Given information:
============================================================
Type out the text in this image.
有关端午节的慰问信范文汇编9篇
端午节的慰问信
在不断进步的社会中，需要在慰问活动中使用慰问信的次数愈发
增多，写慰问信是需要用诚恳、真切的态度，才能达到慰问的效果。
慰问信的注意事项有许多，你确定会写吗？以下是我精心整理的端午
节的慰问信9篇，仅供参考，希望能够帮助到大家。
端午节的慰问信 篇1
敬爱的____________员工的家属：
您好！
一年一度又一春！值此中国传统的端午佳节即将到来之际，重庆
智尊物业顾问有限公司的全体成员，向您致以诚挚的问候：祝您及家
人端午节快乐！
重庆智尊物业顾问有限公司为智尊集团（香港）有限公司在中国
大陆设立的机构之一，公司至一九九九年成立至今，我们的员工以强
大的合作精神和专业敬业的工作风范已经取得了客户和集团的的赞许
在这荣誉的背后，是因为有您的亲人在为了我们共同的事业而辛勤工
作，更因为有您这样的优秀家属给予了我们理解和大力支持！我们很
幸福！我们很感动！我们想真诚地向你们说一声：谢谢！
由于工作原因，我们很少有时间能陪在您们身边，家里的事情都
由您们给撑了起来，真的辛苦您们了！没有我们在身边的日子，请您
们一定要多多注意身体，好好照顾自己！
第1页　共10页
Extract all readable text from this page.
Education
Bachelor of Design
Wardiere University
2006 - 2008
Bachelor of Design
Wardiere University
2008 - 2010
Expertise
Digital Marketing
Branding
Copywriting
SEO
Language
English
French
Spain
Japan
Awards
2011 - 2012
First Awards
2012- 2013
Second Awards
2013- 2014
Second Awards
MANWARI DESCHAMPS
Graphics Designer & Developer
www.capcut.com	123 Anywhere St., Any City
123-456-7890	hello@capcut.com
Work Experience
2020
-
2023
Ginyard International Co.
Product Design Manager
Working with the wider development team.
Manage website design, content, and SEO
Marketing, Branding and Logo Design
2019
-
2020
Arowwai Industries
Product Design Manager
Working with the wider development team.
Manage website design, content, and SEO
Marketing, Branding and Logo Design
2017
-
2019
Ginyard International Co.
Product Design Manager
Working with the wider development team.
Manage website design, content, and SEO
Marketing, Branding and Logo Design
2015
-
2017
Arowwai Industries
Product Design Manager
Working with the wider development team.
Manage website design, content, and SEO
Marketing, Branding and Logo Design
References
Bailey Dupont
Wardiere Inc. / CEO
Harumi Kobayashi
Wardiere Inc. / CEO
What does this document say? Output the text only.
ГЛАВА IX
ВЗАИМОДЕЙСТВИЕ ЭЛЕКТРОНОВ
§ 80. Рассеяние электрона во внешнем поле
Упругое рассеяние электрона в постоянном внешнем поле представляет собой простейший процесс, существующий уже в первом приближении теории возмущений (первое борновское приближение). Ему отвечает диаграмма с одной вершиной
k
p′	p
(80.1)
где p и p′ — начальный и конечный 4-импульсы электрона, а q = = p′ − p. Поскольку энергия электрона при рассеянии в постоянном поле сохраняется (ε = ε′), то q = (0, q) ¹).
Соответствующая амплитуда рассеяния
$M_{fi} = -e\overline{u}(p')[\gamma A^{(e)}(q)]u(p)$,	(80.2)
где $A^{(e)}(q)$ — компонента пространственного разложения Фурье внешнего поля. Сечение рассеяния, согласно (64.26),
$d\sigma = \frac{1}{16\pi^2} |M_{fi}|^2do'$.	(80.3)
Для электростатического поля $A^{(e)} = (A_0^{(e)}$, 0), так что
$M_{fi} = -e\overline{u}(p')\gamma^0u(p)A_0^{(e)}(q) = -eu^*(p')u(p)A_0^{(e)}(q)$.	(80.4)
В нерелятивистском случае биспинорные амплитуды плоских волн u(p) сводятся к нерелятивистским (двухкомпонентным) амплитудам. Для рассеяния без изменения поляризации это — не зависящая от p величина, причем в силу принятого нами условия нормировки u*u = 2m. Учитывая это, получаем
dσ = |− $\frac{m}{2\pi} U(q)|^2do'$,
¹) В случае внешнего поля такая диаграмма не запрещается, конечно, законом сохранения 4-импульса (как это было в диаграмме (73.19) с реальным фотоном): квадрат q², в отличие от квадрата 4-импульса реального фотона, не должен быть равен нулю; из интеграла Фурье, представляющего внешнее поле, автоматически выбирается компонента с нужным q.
============================================================
Requirements:
Output an exact copy of each record.

Worked solution:
Type out the text in this image.
有关端午节的慰问信范文汇编9篇
端午节的慰问信
在不断进步的社会中，需要在慰问活动中使用慰问信的次数愈发
增多，写慰问信是需要用诚恳、真切的态度，才能达到慰问的效果。
慰问信的注意事项有许多，你确定会写吗？以下是我精心整理的端午
节的慰问信9篇，仅供参考，希望能够帮助到大家。
端午节的慰问信 篇1
敬爱的____________员工的家属：
您好！
一年一度又一春！值此中国传统的端午佳节即将到来之际，重庆
智尊物业顾问有限公司的全体成员，向您致以诚挚的问候：祝您及家
人端午节快乐！
重庆智尊物业顾问有限公司为智尊集团（香港）有限公司在中国
大陆设立的机构之一，公司至一九九九年成立至今，我们的员工以强
大的合作精神和专业敬业的工作风范已经取得了客户和集团的的赞许
在这荣誉的背后，是因为有您的亲人在为了我们共同的事业而辛勤工
作，更因为有您这样的优秀家属给予了我们理解和大力支持！我们很
幸福！我们很感动！我们想真诚地向你们说一声：谢谢！
由于工作原因，我们很少有时间能陪在您们身边，家里的事情都
由您们给撑了起来，真的辛苦您们了！没有我们在身边的日子，请您
们一定要多多注意身体，好好照顾自己！
第1页　共10页
Extract all readable text from this page.
Education
Bachelor of Design
Wardiere University
2006 - 2008
Bachelor of Design
Wardiere University
2008 - 2010
Expertise
Digital Marketing
Branding
Copywriting
SEO
Language
English
French
Spain
Japan
Awards
2011 - 2012
First Awards
2012- 2013
Second Awards
2013- 2014
Second Awards
MANWARI DESCHAMPS
Graphics Designer & Developer
www.capcut.com	123 Anywhere St., Any City
123-456-7890	hello@capcut.com
Work Experience
2020
-
2023
Ginyard International Co.
Product Design Manager
Working with the wider development team.
Manage website design, content, and SEO
Marketing, Branding and Logo Design
2019
-
2020
Arowwai Industries
Product Design Manager
Working with the wider development team.
Manage website design, content, and SEO
Marketing, Branding and Logo Design
2017
-
2019
Ginyard International Co.
Product Design Manager
Working with the wider development team.
Manage website design, content, and SEO
Marketing, Branding and Logo Design
2015
-
2017
Arowwai Industries
Product Design Manager
Working with the wider development team.
Manage website design, content, and SEO
Marketing, Branding and Logo Design
References
Bailey Dupont
Wardiere Inc. / CEO
Harumi Kobayashi
Wardiere Inc. / CEO
What does this document say? Output the text only.
ГЛАВА IX
ВЗАИМОДЕЙСТВИЕ ЭЛЕКТРОНОВ
§ 80. Рассеяние электрона во внешнем поле
Упругое рассеяние электрона в постоянном внешнем поле представляет собой простейший процесс, существующий уже в первом приближении теории возмущений (первое борновское приближение). Ему отвечает диаграмма с одной вершиной
k
p′	p
(80.1)
где p и p′ — начальный и конечный 4-импульсы электрона, а q = = p′ − p. Поскольку энергия электрона при рассеянии в постоянном поле сохраняется (ε = ε′), то q = (0, q) ¹).
Соответствующая амплитуда рассеяния
$M_{fi} = -e\overline{u}(p')[\gamma A^{(e)}(q)]u(p)$,	(80.2)
где $A^{(e)}(q)$ — компонента пространственного разложения Фурье внешнего поля. Сечение рассеяния, согласно (64.26),
$d\sigma = \frac{1}{16\pi^2} |M_{fi}|^2do'$.	(80.3)
Для электростатического поля $A^{(e)} = (A_0^{(e)}$, 0), так что
$M_{fi} = -e\overline{u}(p')\gamma^0u(p)A_0^{(e)}(q) = -eu^*(p')u(p)A_0^{(e)}(q)$.	(80.4)
В нерелятивистском случае биспинорные амплитуды плоских волн u(p) сводятся к нерелятивистским (двухкомпонентным) амплитудам. Для рассеяния без изменения поляризации это — не зависящая от p величина, причем в силу принятого нами условия нормировки u*u = 2m. Учитывая это, получаем
dσ = |− $\frac{m}{2\pi} U(q)|^2do'$,
¹) В случае внешнего поля такая диаграмма не запрещается, конечно, законом сохранения 4-импульса (как это было в диаграмме (73.19) с реальным фотоном): квадрат q², в отличие от квадрата 4-импульса реального фотона, не должен быть равен нулю; из интеграла Фурье, представляющего внешнее поле, автоматически выбирается компонента с нужным q.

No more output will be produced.